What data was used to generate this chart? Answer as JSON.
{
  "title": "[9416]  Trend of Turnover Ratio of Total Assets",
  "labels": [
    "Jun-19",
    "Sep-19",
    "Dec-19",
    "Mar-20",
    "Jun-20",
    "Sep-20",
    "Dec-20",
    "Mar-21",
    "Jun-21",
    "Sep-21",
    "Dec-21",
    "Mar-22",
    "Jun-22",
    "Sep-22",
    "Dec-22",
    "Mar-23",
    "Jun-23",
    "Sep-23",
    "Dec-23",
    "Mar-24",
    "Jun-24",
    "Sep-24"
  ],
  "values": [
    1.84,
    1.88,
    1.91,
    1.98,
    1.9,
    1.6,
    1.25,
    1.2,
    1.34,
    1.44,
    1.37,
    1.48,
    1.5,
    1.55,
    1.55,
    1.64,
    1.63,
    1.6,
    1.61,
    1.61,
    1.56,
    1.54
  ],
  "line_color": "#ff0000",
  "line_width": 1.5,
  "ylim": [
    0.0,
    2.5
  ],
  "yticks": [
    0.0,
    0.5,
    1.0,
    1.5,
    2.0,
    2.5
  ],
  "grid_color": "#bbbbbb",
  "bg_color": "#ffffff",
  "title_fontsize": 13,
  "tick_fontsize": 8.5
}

* * *

• _WRITTEN TASK_
Repeat every record exactly as written, please.

• _WRITTEN ANSWER_
What data was used to generate this chart? Answer as JSON.
{
  "title": "[9416]  Trend of Turnover Ratio of Total Assets",
  "labels": [
    "Jun-19",
    "Sep-19",
    "Dec-19",
    "Mar-20",
    "Jun-20",
    "Sep-20",
    "Dec-20",
    "Mar-21",
    "Jun-21",
    "Sep-21",
    "Dec-21",
    "Mar-22",
    "Jun-22",
    "Sep-22",
    "Dec-22",
    "Mar-23",
    "Jun-23",
    "Sep-23",
    "Dec-23",
    "Mar-24",
    "Jun-24",
    "Sep-24"
  ],
  "values": [
    1.84,
    1.88,
    1.91,
    1.98,
    1.9,
    1.6,
    1.25,
    1.2,
    1.34,
    1.44,
    1.37,
    1.48,
    1.5,
    1.55,
    1.55,
    1.64,
    1.63,
    1.6,
    1.61,
    1.61,
    1.56,
    1.54
  ],
  "line_color": "#ff0000",
  "line_width": 1.5,
  "ylim": [
    0.0,
    2.5
  ],
  "yticks": [
    0.0,
    0.5,
    1.0,
    1.5,
    2.0,
    2.5
  ],
  "grid_color": "#bbbbbb",
  "bg_color": "#ffffff",
  "title_fontsize": 13,
  "tick_fontsize": 8.5
}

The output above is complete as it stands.